**** Records for the task

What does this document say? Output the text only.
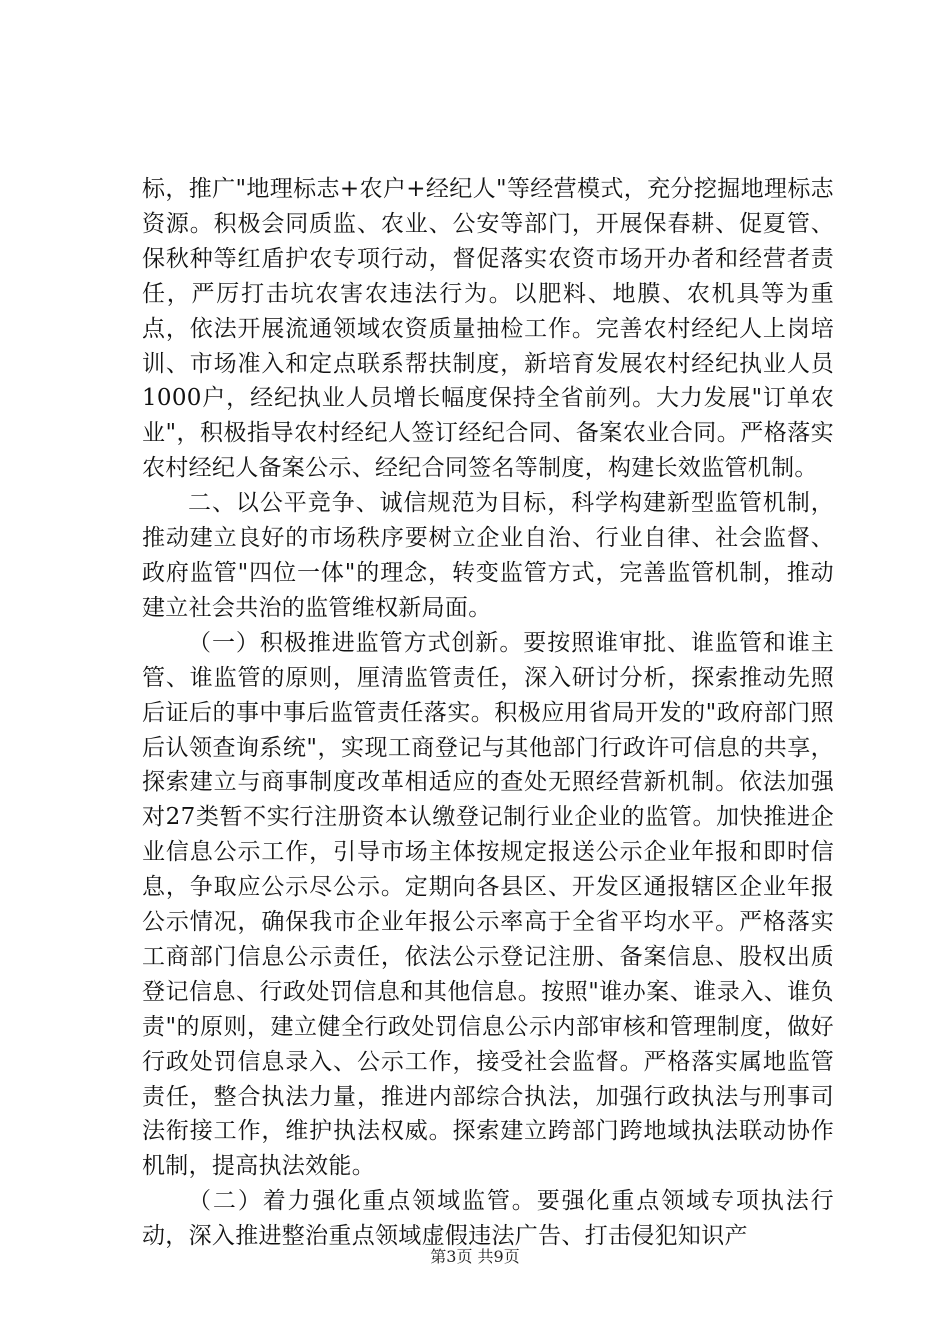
标，推广"地理标志+农户+经纪人"等经营模式，充分挖掘地理标志资源。积极会同质监、农业、公安等部门，开展保春耕、促夏管、保秋种等红盾护农专项行动，督促落实农资市场开办者和经营者责任，严厉打击坑农害农违法行为。以肥料、地膜、农机具等为重点，依法开展流通领域农资质量抽检工作。完善农村经纪人上岗培训、市场准入和定点联系帮扶制度，新培育发展农村经纪执业人员1000户，经纪执业人员增长幅度保持全省前列。大力发展"订单农业"，积极指导农村经纪人签订经纪合同、备案农业合同。严格落实农村经纪人备案公示、经纪合同签名等制度，构建长效监管机制。

二、以公平竞争、诚信规范为目标，科学构建新型监管机制，推动建立良好的市场秩序要树立企业自治、行业自律、社会监督、政府监管"四位一体"的理念，转变监管方式，完善监管机制，推动建立社会共治的监管维权新局面。

（一）积极推进监管方式创新。要按照谁审批、谁监管和谁主管、谁监管的原则，厘清监管责任，深入研讨分析，探索推动先照后证后的事中事后监管责任落实。积极应用省局开发的"政府部门照后认领查询系统"，实现工商登记与其他部门行政许可信息的共享，探索建立与商事制度改革相适应的查处无照经营新机制。依法加强对27类暂不实行注册资本认缴登记制行业企业的监管。加快推进企业信息公示工作，引导市场主体按规定报送公示企业年报和即时信息，争取应公示尽公示。定期向各县区、开发区通报辖区企业年报公示情况，确保我市企业年报公示率高于全省平均水平。严格落实工商部门信息公示责任，依法公示登记注册、备案信息、股权出质登记信息、行政处罚信息和其他信息。按照"谁办案、谁录入、谁负责"的原则，建立健全行政处罚信息公示内部审核和管理制度，做好行政处罚信息录入、公示工作，接受社会监督。严格落实属地监管责任，整合执法力量，推进内部综合执法，加强行政执法与刑事司法衔接工作，维护执法权威。探索建立跨部门跨地域执法联动协作机制，提高执法效能。

（二）着力强化重点领域监管。要强化重点领域专项执法行动，深入推进整治重点领域虚假违法广告、打击侵犯知识产

第3页 共9页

********

Leave out the pictures and retype every line above exactly.

What does this document say? Output the text only.
标，推广"地理标志+农户+经纪人"等经营模式，充分挖掘地理标志资源。积极会同质监、农业、公安等部门，开展保春耕、促夏管、保秋种等红盾护农专项行动，督促落实农资市场开办者和经营者责任，严厉打击坑农害农违法行为。以肥料、地膜、农机具等为重点，依法开展流通领域农资质量抽检工作。完善农村经纪人上岗培训、市场准入和定点联系帮扶制度，新培育发展农村经纪执业人员1000户，经纪执业人员增长幅度保持全省前列。大力发展"订单农业"，积极指导农村经纪人签订经纪合同、备案农业合同。严格落实农村经纪人备案公示、经纪合同签名等制度，构建长效监管机制。

二、以公平竞争、诚信规范为目标，科学构建新型监管机制，推动建立良好的市场秩序要树立企业自治、行业自律、社会监督、政府监管"四位一体"的理念，转变监管方式，完善监管机制，推动建立社会共治的监管维权新局面。

（一）积极推进监管方式创新。要按照谁审批、谁监管和谁主管、谁监管的原则，厘清监管责任，深入研讨分析，探索推动先照后证后的事中事后监管责任落实。积极应用省局开发的"政府部门照后认领查询系统"，实现工商登记与其他部门行政许可信息的共享，探索建立与商事制度改革相适应的查处无照经营新机制。依法加强对27类暂不实行注册资本认缴登记制行业企业的监管。加快推进企业信息公示工作，引导市场主体按规定报送公示企业年报和即时信息，争取应公示尽公示。定期向各县区、开发区通报辖区企业年报公示情况，确保我市企业年报公示率高于全省平均水平。严格落实工商部门信息公示责任，依法公示登记注册、备案信息、股权出质登记信息、行政处罚信息和其他信息。按照"谁办案、谁录入、谁负责"的原则，建立健全行政处罚信息公示内部审核和管理制度，做好行政处罚信息录入、公示工作，接受社会监督。严格落实属地监管责任，整合执法力量，推进内部综合执法，加强行政执法与刑事司法衔接工作，维护执法权威。探索建立跨部门跨地域执法联动协作机制，提高执法效能。

（二）着力强化重点领域监管。要强化重点领域专项执法行动，深入推进整治重点领域虚假违法广告、打击侵犯知识产

第3页 共9页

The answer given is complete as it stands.